- Work to do
Quote every line as written. Omit pictures.

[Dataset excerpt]
◇ ◇ ◇ ◇ ◇
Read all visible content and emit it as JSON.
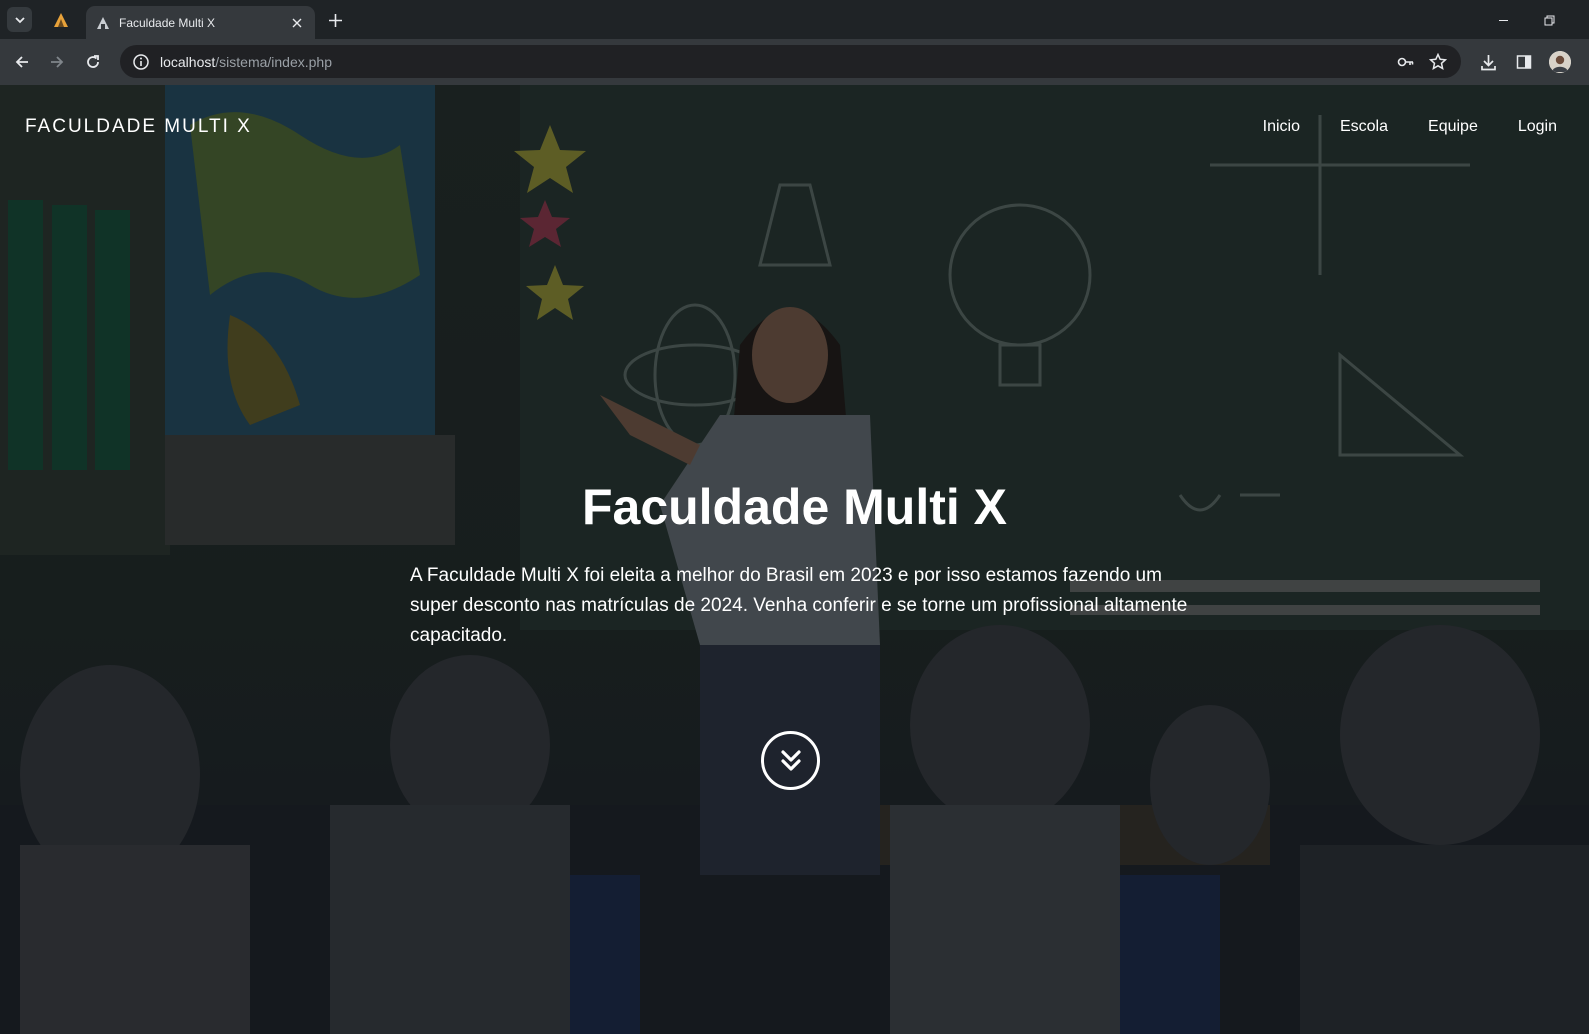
{
  "browser": {
    "tab_title": "Faculdade Multi X",
    "url_host": "localhost",
    "url_path": "/sistema/index.php"
  },
  "site": {
    "brand": "FACULDADE MULTI X",
    "nav": [
      "Inicio",
      "Escola",
      "Equipe",
      "Login"
    ]
  },
  "hero": {
    "title": "Faculdade Multi X",
    "text": "A Faculdade Multi X foi eleita a melhor do Brasil em 2023 e por isso estamos fazendo um super desconto nas matrículas de 2024. Venha conferir e se torne um profissional altamente capacitado."
  },
  "colors": {
    "chrome_dark": "#1f2326",
    "chrome_toolbar": "#35393d",
    "omnibox": "#202124",
    "text_white": "#ffffff"
  }
}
◇ ◇ ◇ ◇ ◇
- Complete response
Read all visible content and emit it as JSON.
{
  "browser": {
    "tab_title": "Faculdade Multi X",
    "url_host": "localhost",
    "url_path": "/sistema/index.php"
  },
  "site": {
    "brand": "FACULDADE MULTI X",
    "nav": [
      "Inicio",
      "Escola",
      "Equipe",
      "Login"
    ]
  },
  "hero": {
    "title": "Faculdade Multi X",
    "text": "A Faculdade Multi X foi eleita a melhor do Brasil em 2023 e por isso estamos fazendo um super desconto nas matrículas de 2024. Venha conferir e se torne um profissional altamente capacitado."
  },
  "colors": {
    "chrome_dark": "#1f2326",
    "chrome_toolbar": "#35393d",
    "omnibox": "#202124",
    "text_white": "#ffffff"
  }
}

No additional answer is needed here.